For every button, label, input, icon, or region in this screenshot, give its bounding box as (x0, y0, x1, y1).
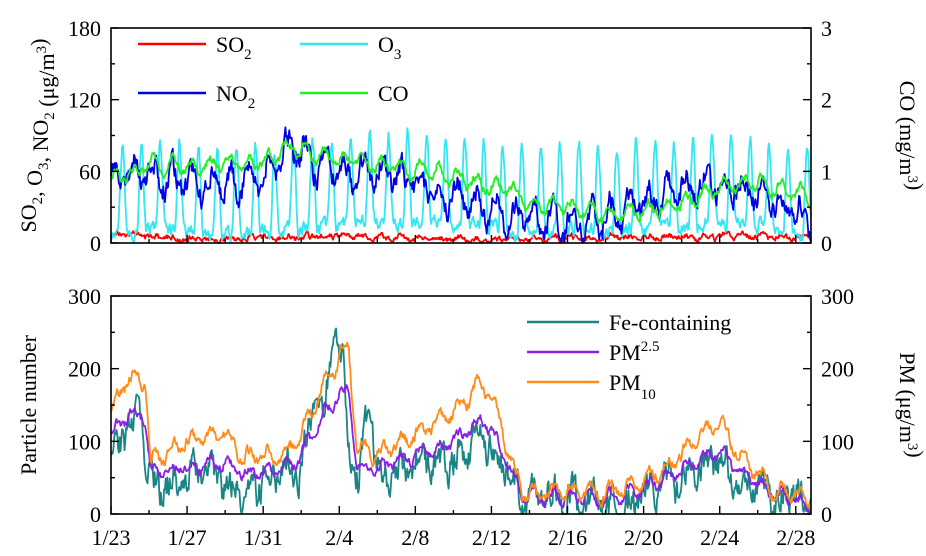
x-tick-label: 1/23 (91, 525, 130, 550)
y-axis-title-right: CO (mg/m3) (895, 81, 926, 191)
series-line-co (110, 139, 811, 225)
y-tick-label-right: 0 (821, 231, 832, 256)
x-tick-label: 2/16 (548, 525, 587, 550)
x-tick-label: 2/20 (624, 525, 663, 550)
series-line-pm10 (110, 341, 812, 511)
x-tick-label: 2/4 (325, 525, 353, 550)
x-axis: 1/23 1/27 1/31 2/4 2/8 2/12 2/16 2/20 2/24 2/28 (91, 525, 815, 550)
y-tick-label-right: 300 (821, 284, 854, 309)
y-tick-label-right: 100 (821, 429, 854, 454)
y-axis-title-right: PM (μg/m3) (895, 352, 926, 457)
y-tick-label-right: 1 (821, 159, 832, 184)
legend-label: Fe-containing (609, 310, 731, 335)
y-axis-title-left: Particle number (16, 334, 41, 475)
y-tick-label-left: 300 (68, 284, 101, 309)
series-line-o3 (110, 127, 812, 244)
series-line-pm2-5 (110, 384, 812, 514)
legend-label: O3 (378, 32, 401, 63)
y-tick-label-left: 120 (68, 88, 101, 113)
x-tick-label: 1/27 (168, 525, 207, 550)
y-tick-label-right: 0 (821, 502, 832, 527)
top-panel: 0 60 120 180 0 1 2 3 SO2, O3, NO2 (μg/m3) CO (mg/… (16, 16, 926, 256)
legend-label: SO2 (216, 32, 252, 63)
y-tick-label-left: 0 (90, 502, 101, 527)
y-axis-title-left: SO2, O3, NO2 (μg/m3) (16, 39, 59, 233)
series-line-so2 (110, 229, 812, 244)
legend-label: NO2 (216, 81, 255, 112)
y-tick-label-right: 2 (821, 88, 832, 113)
legend-label: PM10 (609, 370, 656, 403)
series-line-fe-containing (110, 327, 812, 515)
x-tick-label: 2/28 (776, 525, 815, 550)
y-tick-label-left: 180 (68, 16, 101, 41)
legend-label: CO (378, 81, 409, 106)
bottom-panel: 0 100 200 300 0 100 200 300 Particle number PM (μ… (16, 284, 926, 527)
x-tick-label: 1/31 (244, 525, 283, 550)
legend-label: PM2.5 (609, 339, 660, 365)
x-tick-label: 2/12 (472, 525, 511, 550)
y-tick-label-left: 100 (68, 429, 101, 454)
series-line-no2 (110, 126, 812, 244)
y-tick-label-left: 200 (68, 357, 101, 382)
y-tick-label-right: 200 (821, 357, 854, 382)
y-tick-label-left: 0 (90, 231, 101, 256)
x-tick-label: 2/24 (700, 525, 739, 550)
y-tick-label-right: 3 (821, 16, 832, 41)
y-tick-label-left: 60 (79, 159, 101, 184)
x-tick-label: 2/8 (401, 525, 429, 550)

-.-.-

▶ **Problem to work on**:
Can you return every item above line for line, unchanged, leaving out the pictures?

▶ **Task result**:
For every button, label, input, icon, or region in this screenshot, give its bounding box as (x0, y0, x1, y1).
x-tick-label: 1/23 (91, 525, 130, 550)
y-axis-title-right: CO (mg/m3) (895, 81, 926, 191)
series-line-co (110, 139, 811, 225)
y-tick-label-right: 0 (821, 231, 832, 256)
x-tick-label: 2/16 (548, 525, 587, 550)
x-tick-label: 2/20 (624, 525, 663, 550)
series-line-pm10 (110, 341, 812, 511)
x-tick-label: 2/4 (325, 525, 353, 550)
x-axis: 1/23 1/27 1/31 2/4 2/8 2/12 2/16 2/20 2/24 2/28 (91, 525, 815, 550)
y-tick-label-right: 300 (821, 284, 854, 309)
y-tick-label-right: 100 (821, 429, 854, 454)
y-axis-title-right: PM (μg/m3) (895, 352, 926, 457)
y-tick-label-right: 1 (821, 159, 832, 184)
legend-label: Fe-containing (609, 310, 731, 335)
y-axis-title-left: Particle number (16, 334, 41, 475)
y-tick-label-left: 300 (68, 284, 101, 309)
series-line-o3 (110, 127, 812, 244)
series-line-pm2-5 (110, 384, 812, 514)
legend-label: O3 (378, 32, 401, 63)
y-tick-label-left: 120 (68, 88, 101, 113)
x-tick-label: 1/27 (168, 525, 207, 550)
y-tick-label-right: 0 (821, 502, 832, 527)
top-panel: 0 60 120 180 0 1 2 3 SO2, O3, NO2 (μg/m3) CO (mg/… (16, 16, 926, 256)
legend-label: SO2 (216, 32, 252, 63)
y-tick-label-left: 0 (90, 502, 101, 527)
y-axis-title-left: SO2, O3, NO2 (μg/m3) (16, 39, 59, 233)
series-line-so2 (110, 229, 812, 244)
legend-label: NO2 (216, 81, 255, 112)
y-tick-label-right: 2 (821, 88, 832, 113)
legend-label: PM10 (609, 370, 656, 403)
series-line-fe-containing (110, 327, 812, 515)
x-tick-label: 2/28 (776, 525, 815, 550)
y-tick-label-left: 180 (68, 16, 101, 41)
legend-label: CO (378, 81, 409, 106)
bottom-panel: 0 100 200 300 0 100 200 300 Particle number PM (μ… (16, 284, 926, 527)
x-tick-label: 1/31 (244, 525, 283, 550)
legend-label: PM2.5 (609, 339, 660, 365)
x-tick-label: 2/12 (472, 525, 511, 550)
y-tick-label-left: 100 (68, 429, 101, 454)
series-line-no2 (110, 126, 812, 244)
y-tick-label-left: 200 (68, 357, 101, 382)
y-tick-label-right: 200 (821, 357, 854, 382)
y-tick-label-left: 0 (90, 231, 101, 256)
x-tick-label: 2/24 (700, 525, 739, 550)
y-tick-label-right: 3 (821, 16, 832, 41)
y-tick-label-left: 60 (79, 159, 101, 184)
x-tick-label: 2/8 (401, 525, 429, 550)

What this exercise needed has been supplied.